-------- Materials provided

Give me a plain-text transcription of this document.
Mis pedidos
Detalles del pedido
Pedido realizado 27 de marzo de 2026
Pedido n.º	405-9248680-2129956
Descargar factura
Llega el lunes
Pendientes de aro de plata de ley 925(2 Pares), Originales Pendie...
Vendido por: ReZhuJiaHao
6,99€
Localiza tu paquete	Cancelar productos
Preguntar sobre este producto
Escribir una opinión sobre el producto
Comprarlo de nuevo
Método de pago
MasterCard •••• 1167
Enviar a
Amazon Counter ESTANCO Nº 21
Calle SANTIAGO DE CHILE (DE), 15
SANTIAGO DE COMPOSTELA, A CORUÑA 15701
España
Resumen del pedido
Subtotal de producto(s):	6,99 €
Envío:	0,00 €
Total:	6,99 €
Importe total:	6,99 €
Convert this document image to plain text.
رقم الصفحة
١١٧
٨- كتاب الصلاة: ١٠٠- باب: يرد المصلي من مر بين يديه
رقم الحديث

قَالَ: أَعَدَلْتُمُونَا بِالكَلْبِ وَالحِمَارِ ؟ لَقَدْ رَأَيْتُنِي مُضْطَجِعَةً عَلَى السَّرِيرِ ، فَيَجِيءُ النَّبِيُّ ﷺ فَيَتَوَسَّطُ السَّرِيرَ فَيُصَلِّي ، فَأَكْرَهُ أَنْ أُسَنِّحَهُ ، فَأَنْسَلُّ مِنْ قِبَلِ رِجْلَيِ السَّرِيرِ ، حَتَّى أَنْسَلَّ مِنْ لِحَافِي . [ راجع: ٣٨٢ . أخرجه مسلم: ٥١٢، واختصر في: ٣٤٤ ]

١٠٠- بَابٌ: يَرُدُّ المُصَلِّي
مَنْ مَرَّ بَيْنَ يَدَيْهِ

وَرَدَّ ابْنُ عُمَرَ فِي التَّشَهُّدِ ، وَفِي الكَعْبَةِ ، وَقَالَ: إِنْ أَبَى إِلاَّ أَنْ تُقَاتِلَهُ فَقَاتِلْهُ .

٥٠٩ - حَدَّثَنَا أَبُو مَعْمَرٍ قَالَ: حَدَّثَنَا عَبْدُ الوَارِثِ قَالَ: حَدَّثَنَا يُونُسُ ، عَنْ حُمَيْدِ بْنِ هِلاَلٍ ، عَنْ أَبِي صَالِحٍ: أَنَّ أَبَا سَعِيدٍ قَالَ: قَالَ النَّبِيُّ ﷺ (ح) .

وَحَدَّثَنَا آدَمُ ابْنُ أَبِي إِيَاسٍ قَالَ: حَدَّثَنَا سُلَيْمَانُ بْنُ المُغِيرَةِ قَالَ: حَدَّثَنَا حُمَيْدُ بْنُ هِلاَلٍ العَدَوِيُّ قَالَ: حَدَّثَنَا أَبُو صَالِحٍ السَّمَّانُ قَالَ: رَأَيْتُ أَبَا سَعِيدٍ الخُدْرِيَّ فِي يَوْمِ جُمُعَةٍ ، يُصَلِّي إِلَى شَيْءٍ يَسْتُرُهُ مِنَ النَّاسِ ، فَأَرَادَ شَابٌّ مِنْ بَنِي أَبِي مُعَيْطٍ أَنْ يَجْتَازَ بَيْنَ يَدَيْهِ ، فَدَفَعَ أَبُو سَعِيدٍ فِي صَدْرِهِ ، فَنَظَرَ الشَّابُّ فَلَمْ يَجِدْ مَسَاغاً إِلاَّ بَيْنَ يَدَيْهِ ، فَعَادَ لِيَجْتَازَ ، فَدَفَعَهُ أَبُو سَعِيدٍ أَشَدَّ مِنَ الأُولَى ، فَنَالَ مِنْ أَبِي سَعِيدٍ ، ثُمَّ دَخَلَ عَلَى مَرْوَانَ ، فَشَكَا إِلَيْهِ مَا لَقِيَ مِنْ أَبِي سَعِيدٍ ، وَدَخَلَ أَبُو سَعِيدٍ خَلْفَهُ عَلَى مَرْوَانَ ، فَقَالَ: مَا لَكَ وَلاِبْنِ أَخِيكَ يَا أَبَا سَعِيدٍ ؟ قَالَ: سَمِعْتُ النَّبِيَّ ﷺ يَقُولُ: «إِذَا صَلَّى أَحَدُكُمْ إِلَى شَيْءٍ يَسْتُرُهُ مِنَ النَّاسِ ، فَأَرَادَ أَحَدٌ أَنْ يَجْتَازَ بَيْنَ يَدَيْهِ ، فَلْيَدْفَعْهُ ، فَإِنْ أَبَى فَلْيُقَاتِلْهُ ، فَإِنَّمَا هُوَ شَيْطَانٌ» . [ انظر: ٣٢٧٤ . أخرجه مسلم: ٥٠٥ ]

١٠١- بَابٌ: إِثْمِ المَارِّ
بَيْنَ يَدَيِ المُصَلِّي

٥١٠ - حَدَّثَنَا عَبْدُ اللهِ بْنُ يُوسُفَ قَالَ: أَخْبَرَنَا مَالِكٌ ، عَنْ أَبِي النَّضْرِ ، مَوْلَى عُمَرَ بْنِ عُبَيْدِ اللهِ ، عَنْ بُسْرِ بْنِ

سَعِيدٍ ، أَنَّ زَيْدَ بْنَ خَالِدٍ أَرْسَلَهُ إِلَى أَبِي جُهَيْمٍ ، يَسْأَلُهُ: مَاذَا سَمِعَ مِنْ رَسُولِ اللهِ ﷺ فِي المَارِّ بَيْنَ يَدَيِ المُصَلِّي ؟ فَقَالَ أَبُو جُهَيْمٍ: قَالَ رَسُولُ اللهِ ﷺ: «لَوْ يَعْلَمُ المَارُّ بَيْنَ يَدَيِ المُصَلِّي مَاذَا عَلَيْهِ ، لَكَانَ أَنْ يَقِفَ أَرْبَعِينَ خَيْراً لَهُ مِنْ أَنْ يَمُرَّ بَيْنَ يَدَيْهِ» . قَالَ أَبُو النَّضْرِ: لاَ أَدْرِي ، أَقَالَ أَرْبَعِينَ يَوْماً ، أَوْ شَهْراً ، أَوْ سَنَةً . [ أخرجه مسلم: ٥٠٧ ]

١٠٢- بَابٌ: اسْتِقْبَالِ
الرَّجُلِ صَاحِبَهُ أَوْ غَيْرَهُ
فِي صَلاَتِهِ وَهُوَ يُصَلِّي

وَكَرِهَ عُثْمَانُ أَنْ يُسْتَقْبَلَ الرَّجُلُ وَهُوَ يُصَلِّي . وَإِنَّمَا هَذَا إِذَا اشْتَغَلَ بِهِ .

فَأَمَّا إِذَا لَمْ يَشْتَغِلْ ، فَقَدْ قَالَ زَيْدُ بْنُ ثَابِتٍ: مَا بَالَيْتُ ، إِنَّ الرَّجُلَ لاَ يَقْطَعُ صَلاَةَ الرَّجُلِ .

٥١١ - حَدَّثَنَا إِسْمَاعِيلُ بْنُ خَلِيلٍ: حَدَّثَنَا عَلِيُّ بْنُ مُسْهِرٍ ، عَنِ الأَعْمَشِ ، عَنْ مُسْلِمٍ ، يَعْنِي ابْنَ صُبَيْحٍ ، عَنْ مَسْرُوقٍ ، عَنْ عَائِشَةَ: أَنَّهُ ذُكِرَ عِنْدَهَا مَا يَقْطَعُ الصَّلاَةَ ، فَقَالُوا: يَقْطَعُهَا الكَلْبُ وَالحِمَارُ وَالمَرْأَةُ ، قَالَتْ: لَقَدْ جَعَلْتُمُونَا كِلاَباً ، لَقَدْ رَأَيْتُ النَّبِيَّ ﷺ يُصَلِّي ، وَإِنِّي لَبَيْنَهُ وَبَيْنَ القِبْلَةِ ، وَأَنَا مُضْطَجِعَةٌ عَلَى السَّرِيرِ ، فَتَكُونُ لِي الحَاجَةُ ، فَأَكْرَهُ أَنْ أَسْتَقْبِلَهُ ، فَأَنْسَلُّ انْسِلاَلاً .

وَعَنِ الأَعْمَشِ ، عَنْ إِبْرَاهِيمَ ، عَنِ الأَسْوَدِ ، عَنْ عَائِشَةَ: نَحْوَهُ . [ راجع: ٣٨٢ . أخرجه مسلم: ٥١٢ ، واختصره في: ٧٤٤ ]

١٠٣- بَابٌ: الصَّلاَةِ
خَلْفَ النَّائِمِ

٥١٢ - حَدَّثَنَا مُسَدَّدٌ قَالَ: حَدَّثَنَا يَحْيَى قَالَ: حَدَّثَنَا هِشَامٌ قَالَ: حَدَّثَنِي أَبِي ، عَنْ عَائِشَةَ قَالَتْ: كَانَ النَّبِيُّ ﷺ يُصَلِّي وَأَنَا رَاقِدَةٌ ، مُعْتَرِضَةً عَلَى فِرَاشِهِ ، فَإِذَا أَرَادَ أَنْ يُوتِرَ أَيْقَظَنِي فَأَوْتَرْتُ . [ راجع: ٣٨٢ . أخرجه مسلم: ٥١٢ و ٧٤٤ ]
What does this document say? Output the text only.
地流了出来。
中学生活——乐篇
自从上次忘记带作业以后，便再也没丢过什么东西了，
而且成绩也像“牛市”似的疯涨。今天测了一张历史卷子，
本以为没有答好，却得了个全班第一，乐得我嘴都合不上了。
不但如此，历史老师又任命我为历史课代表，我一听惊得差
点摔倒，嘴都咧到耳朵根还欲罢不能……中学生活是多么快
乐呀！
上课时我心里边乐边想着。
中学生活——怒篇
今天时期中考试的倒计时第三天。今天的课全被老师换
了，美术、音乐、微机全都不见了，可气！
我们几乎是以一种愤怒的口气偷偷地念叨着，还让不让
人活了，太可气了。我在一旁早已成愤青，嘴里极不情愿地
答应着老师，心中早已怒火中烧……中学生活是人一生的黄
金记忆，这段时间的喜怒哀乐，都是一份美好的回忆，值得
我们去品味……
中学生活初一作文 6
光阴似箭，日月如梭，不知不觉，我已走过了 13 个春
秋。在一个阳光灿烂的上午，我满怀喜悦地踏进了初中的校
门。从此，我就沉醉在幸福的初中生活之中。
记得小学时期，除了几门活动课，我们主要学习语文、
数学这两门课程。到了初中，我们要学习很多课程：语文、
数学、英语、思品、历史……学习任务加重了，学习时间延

----------------

§ What is needed
Copy each line of the entries that includes the word "SANTIAGO".

§ Reply to the task
Calle SANTIAGO DE CHILE (DE), 15
SANTIAGO DE COMPOSTELA, A CORUÑA 15701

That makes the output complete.